What you have to do: Restate, word for word, all of the material shown below.

Records for this task:
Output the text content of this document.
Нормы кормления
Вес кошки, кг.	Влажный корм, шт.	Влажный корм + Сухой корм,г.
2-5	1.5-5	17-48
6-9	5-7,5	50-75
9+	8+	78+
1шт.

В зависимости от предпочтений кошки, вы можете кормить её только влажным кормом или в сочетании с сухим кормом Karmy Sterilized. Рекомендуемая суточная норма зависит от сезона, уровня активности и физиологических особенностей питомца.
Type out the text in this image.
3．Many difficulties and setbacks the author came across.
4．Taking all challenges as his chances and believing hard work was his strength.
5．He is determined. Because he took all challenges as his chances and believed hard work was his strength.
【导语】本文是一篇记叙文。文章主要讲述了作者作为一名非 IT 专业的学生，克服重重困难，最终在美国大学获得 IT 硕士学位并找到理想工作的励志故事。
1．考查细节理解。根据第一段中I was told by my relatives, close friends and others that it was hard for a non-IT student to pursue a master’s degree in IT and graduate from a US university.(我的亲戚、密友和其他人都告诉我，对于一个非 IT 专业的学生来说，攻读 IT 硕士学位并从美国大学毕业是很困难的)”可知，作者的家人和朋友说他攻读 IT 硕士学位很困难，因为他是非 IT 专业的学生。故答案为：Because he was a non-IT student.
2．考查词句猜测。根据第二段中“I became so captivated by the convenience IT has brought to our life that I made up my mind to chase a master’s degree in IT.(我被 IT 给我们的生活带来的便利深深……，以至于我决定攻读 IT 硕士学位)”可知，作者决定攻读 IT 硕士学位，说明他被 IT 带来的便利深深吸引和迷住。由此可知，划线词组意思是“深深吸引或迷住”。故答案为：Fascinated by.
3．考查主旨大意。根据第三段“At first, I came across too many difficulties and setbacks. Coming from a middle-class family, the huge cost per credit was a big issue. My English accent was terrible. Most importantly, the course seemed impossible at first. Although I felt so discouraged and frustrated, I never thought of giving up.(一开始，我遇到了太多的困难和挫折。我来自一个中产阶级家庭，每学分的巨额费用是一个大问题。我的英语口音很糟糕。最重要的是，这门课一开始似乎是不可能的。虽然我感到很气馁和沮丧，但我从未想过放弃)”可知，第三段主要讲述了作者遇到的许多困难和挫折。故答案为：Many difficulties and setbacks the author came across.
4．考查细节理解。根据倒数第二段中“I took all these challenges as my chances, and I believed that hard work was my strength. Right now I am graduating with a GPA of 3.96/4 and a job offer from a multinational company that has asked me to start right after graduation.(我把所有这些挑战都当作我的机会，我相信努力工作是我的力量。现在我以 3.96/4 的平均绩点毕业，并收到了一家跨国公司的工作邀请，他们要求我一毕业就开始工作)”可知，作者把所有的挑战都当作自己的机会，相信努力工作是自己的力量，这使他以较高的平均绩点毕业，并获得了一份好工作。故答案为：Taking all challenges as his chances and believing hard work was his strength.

Result below:
Output the text content of this document.
Нормы кормления
Вес кошки, кг.	Влажный корм, шт.	Влажный корм + Сухой корм,г.
2-5	1.5-5	17-48
6-9	5-7,5	50-75
9+	8+	78+
1шт.

В зависимости от предпочтений кошки, вы можете кормить её только влажным кормом или в сочетании с сухим кормом Karmy Sterilized. Рекомендуемая суточная норма зависит от сезона, уровня активности и физиологических особенностей питомца.
Type out the text in this image.
3．Many difficulties and setbacks the author came across.
4．Taking all challenges as his chances and believing hard work was his strength.
5．He is determined. Because he took all challenges as his chances and believed hard work was his strength.
【导语】本文是一篇记叙文。文章主要讲述了作者作为一名非 IT 专业的学生，克服重重困难，最终在美国大学获得 IT 硕士学位并找到理想工作的励志故事。
1．考查细节理解。根据第一段中I was told by my relatives, close friends and others that it was hard for a non-IT student to pursue a master’s degree in IT and graduate from a US university.(我的亲戚、密友和其他人都告诉我，对于一个非 IT 专业的学生来说，攻读 IT 硕士学位并从美国大学毕业是很困难的)”可知，作者的家人和朋友说他攻读 IT 硕士学位很困难，因为他是非 IT 专业的学生。故答案为：Because he was a non-IT student.
2．考查词句猜测。根据第二段中“I became so captivated by the convenience IT has brought to our life that I made up my mind to chase a master’s degree in IT.(我被 IT 给我们的生活带来的便利深深……，以至于我决定攻读 IT 硕士学位)”可知，作者决定攻读 IT 硕士学位，说明他被 IT 带来的便利深深吸引和迷住。由此可知，划线词组意思是“深深吸引或迷住”。故答案为：Fascinated by.
3．考查主旨大意。根据第三段“At first, I came across too many difficulties and setbacks. Coming from a middle-class family, the huge cost per credit was a big issue. My English accent was terrible. Most importantly, the course seemed impossible at first. Although I felt so discouraged and frustrated, I never thought of giving up.(一开始，我遇到了太多的困难和挫折。我来自一个中产阶级家庭，每学分的巨额费用是一个大问题。我的英语口音很糟糕。最重要的是，这门课一开始似乎是不可能的。虽然我感到很气馁和沮丧，但我从未想过放弃)”可知，第三段主要讲述了作者遇到的许多困难和挫折。故答案为：Many difficulties and setbacks the author came across.
4．考查细节理解。根据倒数第二段中“I took all these challenges as my chances, and I believed that hard work was my strength. Right now I am graduating with a GPA of 3.96/4 and a job offer from a multinational company that has asked me to start right after graduation.(我把所有这些挑战都当作我的机会，我相信努力工作是我的力量。现在我以 3.96/4 的平均绩点毕业，并收到了一家跨国公司的工作邀请，他们要求我一毕业就开始工作)”可知，作者把所有的挑战都当作自己的机会，相信努力工作是自己的力量，这使他以较高的平均绩点毕业，并获得了一份好工作。故答案为：Taking all challenges as his chances and believing hard work was his strength.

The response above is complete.